» **Text block**:
________________________

In accordance with another preferred embodiment of the present invention, there is provided a cathode ray tube including the glass panel for use in a CRT of the preferred embodiment of the present invention.

The above and other objects and features of the present invention will become apparent from the following description of preferred embodiments, given in conjunction with the accompanying drawings, in which:

FIG. 1 shows a cross-sectional view of a cathode ray tube in accordance with a first preferred embodiment of the present invention; and

FIG. 2 describes a cross-sectional view of a physically strengthened glass panel for use in a CRT in accordance with a second preferred embodiment of the present invention.

Hereinafter, preferred embodiments of the present invention will be described with reference to FIGS. 1 and 2.

________________________

Layout annotation records

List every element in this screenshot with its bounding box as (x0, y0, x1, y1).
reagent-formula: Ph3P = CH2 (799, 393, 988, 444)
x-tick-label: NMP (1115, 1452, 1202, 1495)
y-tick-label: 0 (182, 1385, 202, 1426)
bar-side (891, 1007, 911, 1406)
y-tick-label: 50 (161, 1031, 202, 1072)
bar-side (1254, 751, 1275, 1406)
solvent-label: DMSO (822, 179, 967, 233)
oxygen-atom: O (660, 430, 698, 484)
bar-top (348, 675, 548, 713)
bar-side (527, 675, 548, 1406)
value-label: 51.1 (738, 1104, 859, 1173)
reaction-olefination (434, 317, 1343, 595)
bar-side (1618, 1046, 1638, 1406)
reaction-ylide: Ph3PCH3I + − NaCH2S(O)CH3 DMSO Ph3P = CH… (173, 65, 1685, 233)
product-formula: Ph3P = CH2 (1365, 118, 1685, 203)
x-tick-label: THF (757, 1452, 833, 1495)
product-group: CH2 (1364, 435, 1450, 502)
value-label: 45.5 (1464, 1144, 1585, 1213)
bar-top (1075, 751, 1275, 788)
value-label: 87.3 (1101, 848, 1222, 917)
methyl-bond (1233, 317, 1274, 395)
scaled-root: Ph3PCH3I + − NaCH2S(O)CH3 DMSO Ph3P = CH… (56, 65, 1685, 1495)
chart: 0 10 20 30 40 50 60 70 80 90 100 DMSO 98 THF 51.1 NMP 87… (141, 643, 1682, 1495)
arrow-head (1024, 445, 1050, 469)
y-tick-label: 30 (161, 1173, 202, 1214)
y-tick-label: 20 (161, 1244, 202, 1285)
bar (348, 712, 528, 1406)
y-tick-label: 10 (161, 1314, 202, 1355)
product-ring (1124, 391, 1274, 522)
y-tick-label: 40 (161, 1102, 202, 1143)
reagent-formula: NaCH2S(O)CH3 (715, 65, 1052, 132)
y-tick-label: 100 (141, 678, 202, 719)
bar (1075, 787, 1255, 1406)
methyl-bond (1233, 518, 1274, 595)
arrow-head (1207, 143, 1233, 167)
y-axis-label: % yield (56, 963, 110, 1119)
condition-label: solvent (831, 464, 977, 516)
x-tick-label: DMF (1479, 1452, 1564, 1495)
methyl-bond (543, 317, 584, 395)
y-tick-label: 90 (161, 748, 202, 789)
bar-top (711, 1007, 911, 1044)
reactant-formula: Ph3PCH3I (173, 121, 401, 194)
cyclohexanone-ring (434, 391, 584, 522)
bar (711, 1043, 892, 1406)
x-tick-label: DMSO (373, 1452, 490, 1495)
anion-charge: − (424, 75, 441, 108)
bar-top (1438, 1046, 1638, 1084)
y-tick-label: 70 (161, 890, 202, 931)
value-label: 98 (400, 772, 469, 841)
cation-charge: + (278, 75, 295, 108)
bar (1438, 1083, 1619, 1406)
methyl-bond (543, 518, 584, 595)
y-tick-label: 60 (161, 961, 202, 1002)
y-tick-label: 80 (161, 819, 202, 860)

________________________

» **Requirements**: According to the cathode ray tube text, what does FIG. 2 show?

» **Final result**: FIG. 2 shows a cross-sectional view of a physically strengthened glass panel for use in a CRT in accordance with a second preferred embodiment of the present invention.